The problem:
Copy each line that contains the word "name".

• • • • • • •

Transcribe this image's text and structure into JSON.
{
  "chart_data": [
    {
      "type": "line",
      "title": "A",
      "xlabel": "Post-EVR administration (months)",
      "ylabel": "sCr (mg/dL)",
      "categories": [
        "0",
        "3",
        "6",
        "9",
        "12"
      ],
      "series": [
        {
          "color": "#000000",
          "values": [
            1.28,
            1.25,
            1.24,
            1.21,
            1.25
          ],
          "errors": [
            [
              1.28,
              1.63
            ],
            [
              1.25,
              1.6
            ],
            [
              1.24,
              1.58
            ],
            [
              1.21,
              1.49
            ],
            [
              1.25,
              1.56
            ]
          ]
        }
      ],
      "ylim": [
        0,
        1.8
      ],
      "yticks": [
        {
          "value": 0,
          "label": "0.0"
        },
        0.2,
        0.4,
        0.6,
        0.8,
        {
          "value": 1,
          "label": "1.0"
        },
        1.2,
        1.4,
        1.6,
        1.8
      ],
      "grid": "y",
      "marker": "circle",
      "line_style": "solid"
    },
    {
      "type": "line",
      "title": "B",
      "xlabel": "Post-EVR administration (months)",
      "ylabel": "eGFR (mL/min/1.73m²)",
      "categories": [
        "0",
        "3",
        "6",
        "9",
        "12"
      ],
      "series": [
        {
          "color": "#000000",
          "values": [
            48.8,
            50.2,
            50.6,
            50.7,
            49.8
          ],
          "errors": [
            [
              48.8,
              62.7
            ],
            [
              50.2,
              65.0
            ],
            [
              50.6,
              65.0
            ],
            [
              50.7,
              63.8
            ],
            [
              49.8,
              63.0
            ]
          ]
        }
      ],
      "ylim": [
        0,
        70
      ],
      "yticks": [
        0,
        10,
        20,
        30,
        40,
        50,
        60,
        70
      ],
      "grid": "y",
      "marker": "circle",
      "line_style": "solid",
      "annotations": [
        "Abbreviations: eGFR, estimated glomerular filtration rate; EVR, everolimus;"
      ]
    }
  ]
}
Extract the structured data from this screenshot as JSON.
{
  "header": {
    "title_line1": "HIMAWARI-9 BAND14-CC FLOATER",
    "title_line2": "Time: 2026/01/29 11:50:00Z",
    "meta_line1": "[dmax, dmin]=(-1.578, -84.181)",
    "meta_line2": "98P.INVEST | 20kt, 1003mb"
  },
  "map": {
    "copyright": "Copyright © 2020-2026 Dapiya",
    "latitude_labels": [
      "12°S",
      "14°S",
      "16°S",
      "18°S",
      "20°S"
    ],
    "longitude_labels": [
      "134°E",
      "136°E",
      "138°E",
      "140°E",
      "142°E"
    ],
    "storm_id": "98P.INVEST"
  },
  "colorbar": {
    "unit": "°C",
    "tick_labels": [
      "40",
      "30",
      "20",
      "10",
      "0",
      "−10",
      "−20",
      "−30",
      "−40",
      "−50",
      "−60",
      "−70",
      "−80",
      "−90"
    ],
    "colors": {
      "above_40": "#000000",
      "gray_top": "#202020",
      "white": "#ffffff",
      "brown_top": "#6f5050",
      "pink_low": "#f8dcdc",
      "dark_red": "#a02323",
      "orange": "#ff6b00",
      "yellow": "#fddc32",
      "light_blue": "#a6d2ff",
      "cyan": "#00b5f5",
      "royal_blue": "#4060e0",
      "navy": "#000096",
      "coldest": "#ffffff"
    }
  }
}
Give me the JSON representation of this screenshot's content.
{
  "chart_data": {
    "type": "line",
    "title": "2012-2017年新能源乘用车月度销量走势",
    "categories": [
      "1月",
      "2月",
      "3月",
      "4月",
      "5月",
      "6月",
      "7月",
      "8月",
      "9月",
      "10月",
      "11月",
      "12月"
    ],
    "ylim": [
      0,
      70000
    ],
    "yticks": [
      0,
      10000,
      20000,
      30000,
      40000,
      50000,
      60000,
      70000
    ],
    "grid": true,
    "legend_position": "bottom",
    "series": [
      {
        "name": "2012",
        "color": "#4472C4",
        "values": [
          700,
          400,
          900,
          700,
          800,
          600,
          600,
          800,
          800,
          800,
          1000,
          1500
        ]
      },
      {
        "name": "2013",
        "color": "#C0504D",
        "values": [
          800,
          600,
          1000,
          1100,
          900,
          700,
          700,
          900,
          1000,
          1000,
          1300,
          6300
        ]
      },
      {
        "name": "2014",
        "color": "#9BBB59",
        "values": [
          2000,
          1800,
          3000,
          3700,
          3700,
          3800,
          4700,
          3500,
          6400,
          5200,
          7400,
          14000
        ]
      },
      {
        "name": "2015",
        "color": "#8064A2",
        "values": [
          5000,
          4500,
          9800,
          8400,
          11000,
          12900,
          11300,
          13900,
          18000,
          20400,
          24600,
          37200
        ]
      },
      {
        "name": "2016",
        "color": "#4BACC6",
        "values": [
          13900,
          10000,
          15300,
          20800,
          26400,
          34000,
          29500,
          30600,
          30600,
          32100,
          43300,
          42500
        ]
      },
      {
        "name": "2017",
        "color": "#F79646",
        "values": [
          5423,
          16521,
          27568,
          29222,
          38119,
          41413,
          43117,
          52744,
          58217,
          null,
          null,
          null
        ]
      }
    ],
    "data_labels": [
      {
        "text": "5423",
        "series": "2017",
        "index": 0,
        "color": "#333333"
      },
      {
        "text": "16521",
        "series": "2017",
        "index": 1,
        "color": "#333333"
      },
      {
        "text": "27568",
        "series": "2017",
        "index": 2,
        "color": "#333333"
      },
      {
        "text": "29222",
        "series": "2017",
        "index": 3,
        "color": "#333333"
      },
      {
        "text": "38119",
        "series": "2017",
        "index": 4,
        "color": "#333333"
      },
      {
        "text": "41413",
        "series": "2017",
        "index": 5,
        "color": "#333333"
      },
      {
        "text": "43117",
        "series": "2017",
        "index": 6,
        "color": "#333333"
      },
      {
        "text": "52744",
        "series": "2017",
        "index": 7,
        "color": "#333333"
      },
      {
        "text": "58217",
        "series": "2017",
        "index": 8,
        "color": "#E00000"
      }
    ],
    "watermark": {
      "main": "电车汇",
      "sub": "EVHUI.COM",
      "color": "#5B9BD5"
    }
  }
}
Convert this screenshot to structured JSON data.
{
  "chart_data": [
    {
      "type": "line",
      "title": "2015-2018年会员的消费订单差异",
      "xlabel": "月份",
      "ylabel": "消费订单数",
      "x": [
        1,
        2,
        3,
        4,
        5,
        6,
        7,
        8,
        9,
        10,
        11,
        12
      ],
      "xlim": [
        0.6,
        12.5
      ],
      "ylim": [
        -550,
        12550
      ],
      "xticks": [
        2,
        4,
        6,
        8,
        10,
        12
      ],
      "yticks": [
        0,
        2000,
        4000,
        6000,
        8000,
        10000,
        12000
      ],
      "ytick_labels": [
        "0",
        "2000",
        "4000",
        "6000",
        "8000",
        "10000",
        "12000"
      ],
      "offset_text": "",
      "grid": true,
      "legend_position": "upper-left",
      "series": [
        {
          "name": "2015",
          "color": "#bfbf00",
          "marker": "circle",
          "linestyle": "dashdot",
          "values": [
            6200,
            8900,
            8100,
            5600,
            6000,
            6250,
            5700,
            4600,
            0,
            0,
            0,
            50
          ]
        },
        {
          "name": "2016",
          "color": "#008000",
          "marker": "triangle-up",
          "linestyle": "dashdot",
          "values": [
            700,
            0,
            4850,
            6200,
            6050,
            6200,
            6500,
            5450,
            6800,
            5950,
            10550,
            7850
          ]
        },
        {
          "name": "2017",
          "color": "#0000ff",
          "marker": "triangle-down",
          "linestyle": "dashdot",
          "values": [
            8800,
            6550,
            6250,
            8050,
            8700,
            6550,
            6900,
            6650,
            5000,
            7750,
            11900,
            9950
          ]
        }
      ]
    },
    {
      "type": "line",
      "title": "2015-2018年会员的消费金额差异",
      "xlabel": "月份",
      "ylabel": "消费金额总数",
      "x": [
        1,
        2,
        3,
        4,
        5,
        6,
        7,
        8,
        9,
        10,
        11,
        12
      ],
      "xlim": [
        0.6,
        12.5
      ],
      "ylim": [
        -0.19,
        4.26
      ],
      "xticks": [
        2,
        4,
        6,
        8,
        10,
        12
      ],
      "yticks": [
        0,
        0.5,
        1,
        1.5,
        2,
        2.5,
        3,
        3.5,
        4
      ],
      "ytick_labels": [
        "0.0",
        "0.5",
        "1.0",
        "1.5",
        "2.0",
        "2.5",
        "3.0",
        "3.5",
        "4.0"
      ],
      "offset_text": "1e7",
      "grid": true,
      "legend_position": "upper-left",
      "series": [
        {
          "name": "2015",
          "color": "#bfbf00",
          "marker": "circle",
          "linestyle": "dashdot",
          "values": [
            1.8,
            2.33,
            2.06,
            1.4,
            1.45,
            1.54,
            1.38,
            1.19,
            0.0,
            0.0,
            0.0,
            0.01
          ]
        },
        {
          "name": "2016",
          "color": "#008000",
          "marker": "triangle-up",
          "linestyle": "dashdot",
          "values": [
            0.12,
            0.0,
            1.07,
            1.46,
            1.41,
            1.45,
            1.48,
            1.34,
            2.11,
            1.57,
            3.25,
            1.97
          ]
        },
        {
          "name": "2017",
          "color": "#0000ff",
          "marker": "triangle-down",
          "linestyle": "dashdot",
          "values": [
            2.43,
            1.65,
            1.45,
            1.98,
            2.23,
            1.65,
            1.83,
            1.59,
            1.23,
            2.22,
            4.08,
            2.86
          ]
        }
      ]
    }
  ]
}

• • • • • • •

Solved exercise:
        "name": "2012",
        "name": "2013",
        "name": "2014",
        "name": "2015",
        "name": "2016",
        "name": "2017",
          "name": "2015",
          "name": "2016",
          "name": "2017",
          "name": "2015",
          "name": "2016",
          "name": "2017",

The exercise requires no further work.